*MATERIAL PROVIDED:*
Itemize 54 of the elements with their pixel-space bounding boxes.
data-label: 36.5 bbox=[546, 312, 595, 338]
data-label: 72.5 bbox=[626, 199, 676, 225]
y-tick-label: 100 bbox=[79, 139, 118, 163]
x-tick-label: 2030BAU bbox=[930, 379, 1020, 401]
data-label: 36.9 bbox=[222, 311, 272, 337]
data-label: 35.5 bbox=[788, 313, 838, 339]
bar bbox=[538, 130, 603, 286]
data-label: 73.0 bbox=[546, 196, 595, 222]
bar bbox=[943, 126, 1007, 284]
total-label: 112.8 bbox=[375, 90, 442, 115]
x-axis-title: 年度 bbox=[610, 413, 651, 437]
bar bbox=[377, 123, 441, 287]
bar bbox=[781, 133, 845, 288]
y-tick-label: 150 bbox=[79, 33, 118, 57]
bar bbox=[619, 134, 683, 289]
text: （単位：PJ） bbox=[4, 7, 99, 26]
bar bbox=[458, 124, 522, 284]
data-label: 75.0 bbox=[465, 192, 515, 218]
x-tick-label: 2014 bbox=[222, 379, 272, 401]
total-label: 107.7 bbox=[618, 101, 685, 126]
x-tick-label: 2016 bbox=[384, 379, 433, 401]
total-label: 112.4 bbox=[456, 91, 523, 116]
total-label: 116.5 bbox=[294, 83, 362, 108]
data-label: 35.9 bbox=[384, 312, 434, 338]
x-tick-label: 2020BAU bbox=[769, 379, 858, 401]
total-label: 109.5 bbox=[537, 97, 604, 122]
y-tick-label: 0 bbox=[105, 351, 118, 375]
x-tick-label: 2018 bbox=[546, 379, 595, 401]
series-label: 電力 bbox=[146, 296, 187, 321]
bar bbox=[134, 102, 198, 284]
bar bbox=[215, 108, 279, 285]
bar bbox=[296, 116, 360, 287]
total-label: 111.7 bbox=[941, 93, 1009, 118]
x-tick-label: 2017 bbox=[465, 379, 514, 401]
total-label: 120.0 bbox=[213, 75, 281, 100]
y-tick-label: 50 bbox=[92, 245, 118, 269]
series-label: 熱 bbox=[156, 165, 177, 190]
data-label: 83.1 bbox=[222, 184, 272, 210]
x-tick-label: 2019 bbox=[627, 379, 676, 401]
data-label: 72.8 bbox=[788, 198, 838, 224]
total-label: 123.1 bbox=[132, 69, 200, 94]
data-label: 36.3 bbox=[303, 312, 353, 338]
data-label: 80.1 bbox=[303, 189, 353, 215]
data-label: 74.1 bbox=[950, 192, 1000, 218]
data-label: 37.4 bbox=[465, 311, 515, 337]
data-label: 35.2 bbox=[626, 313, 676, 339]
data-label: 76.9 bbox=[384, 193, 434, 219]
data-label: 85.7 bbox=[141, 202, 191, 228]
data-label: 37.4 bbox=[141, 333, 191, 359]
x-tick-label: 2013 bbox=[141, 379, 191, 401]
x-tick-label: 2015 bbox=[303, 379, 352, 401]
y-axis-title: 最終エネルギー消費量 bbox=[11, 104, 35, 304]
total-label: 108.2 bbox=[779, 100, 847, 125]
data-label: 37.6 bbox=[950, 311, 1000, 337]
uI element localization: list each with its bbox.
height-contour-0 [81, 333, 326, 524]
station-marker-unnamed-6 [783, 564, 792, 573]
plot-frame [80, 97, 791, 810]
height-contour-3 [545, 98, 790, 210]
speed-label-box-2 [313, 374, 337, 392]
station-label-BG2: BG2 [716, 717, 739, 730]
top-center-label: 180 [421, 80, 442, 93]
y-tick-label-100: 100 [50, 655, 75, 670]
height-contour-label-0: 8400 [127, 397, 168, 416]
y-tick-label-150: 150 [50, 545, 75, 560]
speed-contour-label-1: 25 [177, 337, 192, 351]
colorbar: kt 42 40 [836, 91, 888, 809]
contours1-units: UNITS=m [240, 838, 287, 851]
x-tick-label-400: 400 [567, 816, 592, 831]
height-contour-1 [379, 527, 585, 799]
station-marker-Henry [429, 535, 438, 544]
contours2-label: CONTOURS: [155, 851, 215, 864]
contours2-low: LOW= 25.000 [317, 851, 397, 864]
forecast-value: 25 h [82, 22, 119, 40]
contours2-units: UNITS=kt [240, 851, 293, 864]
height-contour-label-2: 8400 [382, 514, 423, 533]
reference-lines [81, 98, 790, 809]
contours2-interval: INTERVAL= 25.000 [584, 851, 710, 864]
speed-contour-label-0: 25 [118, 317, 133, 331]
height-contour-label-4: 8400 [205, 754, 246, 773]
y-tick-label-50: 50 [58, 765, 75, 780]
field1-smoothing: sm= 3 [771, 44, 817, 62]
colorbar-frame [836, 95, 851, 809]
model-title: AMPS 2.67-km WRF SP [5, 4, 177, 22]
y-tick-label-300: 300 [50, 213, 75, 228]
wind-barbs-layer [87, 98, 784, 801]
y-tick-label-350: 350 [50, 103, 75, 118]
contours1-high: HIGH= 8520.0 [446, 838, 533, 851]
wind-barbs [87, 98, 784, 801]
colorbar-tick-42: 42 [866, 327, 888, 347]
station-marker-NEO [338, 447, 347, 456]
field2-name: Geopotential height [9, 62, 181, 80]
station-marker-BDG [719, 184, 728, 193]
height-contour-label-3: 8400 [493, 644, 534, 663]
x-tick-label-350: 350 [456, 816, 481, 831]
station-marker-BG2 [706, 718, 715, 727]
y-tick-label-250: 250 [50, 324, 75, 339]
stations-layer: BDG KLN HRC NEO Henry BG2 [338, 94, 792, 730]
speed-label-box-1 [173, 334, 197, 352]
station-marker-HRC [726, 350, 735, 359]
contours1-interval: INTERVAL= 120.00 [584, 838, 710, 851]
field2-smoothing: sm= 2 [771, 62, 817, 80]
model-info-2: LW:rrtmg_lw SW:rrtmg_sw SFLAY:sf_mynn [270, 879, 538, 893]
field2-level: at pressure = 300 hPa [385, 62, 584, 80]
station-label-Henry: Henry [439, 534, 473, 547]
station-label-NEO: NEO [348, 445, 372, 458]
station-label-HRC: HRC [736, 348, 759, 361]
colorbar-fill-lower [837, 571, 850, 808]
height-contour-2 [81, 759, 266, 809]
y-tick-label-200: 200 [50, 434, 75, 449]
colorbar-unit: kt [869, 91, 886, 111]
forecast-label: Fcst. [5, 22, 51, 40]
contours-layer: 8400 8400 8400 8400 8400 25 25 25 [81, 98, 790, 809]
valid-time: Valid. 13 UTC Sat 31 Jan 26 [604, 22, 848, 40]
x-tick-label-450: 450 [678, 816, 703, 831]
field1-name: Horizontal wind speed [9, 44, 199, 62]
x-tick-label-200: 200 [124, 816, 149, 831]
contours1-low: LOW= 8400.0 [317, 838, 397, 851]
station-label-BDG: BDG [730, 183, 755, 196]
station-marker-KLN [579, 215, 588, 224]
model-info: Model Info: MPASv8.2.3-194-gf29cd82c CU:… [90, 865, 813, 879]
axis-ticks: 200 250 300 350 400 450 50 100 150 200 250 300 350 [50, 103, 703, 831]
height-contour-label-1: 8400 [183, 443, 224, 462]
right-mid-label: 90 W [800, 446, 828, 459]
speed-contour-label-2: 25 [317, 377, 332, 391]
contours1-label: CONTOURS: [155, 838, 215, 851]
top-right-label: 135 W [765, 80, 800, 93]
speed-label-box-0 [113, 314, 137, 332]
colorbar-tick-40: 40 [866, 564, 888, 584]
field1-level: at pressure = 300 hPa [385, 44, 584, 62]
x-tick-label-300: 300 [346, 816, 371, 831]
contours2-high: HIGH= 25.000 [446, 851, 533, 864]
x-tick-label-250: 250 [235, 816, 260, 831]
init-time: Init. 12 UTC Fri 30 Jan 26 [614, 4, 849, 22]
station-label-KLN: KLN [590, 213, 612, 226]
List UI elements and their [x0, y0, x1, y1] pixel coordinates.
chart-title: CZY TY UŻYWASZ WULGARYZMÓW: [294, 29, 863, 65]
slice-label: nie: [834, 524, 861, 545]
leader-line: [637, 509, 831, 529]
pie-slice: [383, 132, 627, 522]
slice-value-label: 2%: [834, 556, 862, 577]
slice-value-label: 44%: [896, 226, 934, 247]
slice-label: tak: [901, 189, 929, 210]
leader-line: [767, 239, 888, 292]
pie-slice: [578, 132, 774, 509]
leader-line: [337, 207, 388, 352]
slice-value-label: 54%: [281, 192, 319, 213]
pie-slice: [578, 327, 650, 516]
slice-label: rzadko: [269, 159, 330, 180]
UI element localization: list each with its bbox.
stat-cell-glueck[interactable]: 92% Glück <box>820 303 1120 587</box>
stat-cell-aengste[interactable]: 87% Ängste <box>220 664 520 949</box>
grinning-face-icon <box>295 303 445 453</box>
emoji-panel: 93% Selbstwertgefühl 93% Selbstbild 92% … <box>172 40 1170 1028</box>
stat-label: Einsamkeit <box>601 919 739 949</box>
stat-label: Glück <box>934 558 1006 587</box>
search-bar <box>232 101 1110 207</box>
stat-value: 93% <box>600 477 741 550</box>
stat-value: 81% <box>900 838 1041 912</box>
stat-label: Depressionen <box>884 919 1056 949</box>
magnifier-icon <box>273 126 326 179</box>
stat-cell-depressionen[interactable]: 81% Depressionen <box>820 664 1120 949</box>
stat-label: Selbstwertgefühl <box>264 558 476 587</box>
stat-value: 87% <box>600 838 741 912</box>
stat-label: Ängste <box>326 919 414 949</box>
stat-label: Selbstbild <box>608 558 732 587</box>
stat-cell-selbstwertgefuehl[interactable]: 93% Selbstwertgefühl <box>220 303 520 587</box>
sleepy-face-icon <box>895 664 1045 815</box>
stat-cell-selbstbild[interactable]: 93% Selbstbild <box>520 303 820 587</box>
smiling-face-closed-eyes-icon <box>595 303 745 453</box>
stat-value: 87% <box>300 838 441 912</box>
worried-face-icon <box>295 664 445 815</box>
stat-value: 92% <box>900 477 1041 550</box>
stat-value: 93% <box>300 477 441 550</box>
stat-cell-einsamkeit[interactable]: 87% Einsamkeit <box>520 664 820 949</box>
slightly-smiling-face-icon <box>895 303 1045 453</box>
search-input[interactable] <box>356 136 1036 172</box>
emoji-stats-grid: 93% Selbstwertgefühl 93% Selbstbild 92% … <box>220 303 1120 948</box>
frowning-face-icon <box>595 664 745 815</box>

*YOUR GOAL:*
Please return the rows word for word, starting at the first line and stopping after the line that contains "x-tick-label: 2030BAU bbox=[930, 379, 1020, 401]", with that line included.

*TASK OUTPUT:*
Itemize 54 of the elements with their pixel-space bounding boxes.
data-label: 36.5 bbox=[546, 312, 595, 338]
data-label: 72.5 bbox=[626, 199, 676, 225]
y-tick-label: 100 bbox=[79, 139, 118, 163]
x-tick-label: 2030BAU bbox=[930, 379, 1020, 401]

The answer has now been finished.